*DATA*.
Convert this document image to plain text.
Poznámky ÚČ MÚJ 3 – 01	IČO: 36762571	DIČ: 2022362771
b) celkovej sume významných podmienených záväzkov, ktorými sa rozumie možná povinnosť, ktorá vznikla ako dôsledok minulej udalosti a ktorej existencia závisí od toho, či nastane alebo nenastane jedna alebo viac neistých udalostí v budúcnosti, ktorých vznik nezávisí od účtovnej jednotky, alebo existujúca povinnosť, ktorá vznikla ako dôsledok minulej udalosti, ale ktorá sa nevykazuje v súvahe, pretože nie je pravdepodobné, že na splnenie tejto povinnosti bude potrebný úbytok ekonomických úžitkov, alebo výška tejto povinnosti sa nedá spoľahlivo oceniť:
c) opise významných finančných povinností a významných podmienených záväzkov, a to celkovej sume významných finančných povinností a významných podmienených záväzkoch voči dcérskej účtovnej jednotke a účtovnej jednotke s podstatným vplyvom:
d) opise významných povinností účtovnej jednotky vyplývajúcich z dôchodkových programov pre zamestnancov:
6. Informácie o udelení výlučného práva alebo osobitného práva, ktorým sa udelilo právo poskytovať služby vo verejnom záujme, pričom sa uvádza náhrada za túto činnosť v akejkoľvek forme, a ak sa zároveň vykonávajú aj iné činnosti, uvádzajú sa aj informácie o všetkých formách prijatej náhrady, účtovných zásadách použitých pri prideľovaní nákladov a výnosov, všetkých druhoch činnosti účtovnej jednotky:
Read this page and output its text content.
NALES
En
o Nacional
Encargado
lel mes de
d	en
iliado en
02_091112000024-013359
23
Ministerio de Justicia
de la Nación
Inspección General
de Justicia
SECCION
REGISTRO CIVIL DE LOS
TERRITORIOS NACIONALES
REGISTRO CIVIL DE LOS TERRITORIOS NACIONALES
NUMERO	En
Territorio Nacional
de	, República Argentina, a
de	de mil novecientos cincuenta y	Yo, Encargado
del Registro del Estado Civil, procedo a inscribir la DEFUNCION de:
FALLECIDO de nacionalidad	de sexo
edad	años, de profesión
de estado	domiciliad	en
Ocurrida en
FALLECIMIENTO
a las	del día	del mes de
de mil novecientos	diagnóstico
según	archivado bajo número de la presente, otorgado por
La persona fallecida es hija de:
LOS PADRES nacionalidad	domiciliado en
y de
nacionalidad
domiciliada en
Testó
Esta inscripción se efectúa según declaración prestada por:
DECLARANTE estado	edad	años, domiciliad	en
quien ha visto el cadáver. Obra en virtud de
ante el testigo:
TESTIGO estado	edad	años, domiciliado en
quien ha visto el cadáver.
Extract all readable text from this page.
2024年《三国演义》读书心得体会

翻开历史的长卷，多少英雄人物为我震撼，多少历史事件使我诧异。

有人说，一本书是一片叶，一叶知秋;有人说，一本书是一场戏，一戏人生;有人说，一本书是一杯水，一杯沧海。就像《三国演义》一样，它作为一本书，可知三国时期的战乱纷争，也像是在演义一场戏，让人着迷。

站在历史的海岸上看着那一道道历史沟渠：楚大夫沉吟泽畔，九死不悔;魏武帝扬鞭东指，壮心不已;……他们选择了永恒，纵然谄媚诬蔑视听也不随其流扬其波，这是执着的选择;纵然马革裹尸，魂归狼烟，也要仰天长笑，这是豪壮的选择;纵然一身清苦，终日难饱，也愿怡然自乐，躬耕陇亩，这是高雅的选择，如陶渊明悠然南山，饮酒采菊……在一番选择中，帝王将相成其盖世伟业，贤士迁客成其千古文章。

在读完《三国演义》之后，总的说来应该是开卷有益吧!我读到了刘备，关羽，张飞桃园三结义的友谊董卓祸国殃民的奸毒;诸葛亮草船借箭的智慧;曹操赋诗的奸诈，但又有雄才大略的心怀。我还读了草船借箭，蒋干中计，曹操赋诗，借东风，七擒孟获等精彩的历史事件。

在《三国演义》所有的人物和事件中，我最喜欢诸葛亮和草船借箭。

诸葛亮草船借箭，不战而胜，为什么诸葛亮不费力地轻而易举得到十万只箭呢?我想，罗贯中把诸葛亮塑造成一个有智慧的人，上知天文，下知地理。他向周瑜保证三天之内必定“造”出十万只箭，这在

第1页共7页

*OBJECTIVE*. Identify each line holding the string "edad", and copy it out.

*TASK RESULT*.
edad	años, de profesión
DECLARANTE estado	edad	años, domiciliad	en
TESTIGO estado	edad	años, domiciliado en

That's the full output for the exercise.